- [Data shown]:

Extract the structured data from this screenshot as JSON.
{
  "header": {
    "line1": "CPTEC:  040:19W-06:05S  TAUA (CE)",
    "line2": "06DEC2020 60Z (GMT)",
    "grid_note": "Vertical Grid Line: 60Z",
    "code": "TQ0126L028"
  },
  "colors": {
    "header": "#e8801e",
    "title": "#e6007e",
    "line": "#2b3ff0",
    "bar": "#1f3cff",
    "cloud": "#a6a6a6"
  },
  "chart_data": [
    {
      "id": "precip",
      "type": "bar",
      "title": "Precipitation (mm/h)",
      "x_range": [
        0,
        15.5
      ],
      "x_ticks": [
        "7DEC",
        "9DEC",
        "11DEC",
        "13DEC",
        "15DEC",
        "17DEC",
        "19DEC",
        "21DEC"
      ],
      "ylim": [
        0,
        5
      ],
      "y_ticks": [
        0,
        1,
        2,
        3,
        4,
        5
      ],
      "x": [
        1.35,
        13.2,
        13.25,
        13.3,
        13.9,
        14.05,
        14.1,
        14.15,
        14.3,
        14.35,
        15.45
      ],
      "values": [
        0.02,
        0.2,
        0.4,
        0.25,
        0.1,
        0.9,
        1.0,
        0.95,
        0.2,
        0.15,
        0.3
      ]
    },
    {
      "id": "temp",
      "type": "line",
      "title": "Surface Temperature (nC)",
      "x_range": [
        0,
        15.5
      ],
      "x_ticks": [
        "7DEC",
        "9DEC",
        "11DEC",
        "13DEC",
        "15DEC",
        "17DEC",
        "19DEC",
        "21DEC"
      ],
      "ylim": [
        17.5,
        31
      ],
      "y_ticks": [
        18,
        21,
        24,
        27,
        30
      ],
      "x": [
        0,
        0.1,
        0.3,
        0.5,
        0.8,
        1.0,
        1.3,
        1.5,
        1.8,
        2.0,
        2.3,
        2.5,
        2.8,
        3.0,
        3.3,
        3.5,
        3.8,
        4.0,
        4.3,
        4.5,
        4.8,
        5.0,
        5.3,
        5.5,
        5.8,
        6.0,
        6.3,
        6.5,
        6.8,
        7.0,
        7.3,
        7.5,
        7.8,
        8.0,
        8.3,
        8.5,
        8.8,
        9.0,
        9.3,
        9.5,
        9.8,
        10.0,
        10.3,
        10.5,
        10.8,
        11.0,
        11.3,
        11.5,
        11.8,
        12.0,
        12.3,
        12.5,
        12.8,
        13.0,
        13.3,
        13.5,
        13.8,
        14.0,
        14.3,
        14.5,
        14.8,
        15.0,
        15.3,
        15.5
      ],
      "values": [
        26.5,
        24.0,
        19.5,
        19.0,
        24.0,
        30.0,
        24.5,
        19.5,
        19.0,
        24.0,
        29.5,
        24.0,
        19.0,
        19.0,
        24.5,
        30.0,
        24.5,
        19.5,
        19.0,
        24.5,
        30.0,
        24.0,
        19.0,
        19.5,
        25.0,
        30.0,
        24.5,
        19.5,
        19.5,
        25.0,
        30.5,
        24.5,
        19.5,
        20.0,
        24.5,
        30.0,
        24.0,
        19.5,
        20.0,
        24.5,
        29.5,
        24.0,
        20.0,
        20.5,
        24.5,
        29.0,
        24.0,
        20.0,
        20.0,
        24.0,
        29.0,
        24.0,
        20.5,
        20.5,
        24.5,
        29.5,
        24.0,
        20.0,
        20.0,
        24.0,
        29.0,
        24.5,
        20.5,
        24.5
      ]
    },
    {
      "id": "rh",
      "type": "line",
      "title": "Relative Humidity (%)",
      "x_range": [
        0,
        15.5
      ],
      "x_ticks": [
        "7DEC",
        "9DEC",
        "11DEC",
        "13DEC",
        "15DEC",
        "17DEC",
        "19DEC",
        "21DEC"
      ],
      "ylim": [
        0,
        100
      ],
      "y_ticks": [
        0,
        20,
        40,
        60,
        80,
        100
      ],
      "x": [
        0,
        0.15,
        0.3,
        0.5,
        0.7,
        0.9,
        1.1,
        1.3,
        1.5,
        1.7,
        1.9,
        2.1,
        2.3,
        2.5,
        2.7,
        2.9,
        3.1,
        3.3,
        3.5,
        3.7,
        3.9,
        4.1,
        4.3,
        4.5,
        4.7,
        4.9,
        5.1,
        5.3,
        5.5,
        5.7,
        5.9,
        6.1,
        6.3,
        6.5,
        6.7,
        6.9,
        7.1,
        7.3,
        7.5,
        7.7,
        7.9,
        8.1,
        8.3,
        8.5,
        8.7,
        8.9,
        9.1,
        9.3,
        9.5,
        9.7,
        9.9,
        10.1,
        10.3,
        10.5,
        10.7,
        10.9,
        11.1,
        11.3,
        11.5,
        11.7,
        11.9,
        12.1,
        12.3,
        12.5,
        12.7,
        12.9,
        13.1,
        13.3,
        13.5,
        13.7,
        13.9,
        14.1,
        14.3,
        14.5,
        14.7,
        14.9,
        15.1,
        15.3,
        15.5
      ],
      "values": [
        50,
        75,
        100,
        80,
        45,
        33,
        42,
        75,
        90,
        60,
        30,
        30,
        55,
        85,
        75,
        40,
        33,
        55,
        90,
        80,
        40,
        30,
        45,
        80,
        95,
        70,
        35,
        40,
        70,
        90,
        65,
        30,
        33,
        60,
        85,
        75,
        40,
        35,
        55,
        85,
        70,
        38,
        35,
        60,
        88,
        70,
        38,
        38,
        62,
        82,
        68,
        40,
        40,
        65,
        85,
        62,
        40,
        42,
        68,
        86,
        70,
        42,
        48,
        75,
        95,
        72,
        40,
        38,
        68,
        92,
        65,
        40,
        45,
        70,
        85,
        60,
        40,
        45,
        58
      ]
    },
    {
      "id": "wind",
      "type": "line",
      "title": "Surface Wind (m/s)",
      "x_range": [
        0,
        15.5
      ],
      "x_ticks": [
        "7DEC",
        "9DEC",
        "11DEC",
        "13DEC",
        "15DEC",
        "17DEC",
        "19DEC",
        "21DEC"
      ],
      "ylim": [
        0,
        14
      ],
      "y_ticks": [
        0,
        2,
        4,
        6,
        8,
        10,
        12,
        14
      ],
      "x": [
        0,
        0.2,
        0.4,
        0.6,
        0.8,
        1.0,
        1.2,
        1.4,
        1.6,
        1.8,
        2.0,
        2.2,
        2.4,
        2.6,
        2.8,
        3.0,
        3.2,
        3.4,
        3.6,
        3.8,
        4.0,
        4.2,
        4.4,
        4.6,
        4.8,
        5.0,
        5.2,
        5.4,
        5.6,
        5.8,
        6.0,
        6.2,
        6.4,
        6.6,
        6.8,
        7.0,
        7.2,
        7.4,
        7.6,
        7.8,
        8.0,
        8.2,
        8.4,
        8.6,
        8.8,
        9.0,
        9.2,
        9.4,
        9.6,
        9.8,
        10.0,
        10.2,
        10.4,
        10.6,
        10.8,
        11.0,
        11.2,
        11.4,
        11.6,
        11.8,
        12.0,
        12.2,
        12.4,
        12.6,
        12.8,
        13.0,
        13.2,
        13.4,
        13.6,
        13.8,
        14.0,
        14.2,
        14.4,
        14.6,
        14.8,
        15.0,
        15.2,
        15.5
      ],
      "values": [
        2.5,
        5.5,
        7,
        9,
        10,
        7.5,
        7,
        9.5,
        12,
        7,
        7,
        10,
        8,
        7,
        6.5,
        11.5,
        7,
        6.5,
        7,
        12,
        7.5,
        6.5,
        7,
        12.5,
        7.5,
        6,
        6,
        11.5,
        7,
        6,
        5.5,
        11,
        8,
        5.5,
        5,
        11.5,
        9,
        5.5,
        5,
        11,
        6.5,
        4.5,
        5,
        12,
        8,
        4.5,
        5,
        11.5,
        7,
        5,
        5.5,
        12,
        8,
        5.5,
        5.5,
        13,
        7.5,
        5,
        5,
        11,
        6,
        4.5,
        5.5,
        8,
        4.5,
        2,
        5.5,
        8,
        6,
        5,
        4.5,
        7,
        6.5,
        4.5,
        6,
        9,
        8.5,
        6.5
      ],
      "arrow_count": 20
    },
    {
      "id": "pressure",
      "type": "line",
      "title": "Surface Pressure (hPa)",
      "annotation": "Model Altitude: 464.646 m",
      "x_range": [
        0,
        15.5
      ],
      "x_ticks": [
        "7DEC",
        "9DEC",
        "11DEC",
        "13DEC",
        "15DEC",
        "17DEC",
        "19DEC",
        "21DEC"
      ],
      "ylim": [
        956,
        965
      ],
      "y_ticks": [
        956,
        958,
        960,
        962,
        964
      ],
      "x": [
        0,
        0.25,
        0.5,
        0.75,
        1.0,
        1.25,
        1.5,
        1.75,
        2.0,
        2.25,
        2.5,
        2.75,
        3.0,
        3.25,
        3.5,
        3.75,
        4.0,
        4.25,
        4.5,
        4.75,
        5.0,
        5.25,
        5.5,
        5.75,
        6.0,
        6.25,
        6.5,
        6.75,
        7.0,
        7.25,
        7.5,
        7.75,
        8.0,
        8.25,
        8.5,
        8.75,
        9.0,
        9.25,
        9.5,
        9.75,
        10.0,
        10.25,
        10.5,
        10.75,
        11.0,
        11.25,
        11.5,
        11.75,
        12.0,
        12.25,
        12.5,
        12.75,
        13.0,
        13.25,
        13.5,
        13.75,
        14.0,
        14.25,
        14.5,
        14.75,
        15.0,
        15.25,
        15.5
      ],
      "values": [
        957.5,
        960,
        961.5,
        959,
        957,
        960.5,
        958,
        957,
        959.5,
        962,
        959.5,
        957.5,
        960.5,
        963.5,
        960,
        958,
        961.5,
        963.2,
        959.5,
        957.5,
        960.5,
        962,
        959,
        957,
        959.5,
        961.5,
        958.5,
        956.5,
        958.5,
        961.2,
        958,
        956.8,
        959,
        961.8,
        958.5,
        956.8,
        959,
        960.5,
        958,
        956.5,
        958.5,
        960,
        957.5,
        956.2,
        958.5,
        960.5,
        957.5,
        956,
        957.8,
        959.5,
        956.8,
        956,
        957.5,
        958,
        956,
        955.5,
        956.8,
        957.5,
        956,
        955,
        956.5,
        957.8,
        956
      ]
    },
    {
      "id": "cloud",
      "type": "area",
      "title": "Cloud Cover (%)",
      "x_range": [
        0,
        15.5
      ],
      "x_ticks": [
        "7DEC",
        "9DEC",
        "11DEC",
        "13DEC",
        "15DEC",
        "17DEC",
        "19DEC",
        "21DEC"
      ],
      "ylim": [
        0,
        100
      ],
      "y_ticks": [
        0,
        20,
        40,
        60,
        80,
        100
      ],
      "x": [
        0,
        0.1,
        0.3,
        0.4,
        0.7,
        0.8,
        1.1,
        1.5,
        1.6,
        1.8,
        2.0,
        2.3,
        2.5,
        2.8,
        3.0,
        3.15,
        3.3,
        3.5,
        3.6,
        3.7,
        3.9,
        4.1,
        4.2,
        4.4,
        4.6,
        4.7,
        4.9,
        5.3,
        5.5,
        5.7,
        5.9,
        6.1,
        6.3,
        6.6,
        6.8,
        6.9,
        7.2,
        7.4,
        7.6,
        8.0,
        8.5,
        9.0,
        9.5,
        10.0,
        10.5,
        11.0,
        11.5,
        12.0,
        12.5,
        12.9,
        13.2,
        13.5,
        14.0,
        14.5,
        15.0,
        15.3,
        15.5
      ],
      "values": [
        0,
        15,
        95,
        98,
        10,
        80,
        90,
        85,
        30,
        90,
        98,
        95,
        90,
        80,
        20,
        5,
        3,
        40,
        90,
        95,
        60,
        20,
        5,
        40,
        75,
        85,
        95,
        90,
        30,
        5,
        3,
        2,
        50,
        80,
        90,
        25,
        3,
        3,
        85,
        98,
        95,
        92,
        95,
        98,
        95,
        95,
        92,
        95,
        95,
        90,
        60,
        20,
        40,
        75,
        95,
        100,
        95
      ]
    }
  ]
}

- [Exercise details]:
Select all lines in the listing that include the word "Surface".

- [Answer to the task]:
      "title": "Surface Temperature (nC)",
      "title": "Surface Wind (m/s)",
      "title": "Surface Pressure (hPa)",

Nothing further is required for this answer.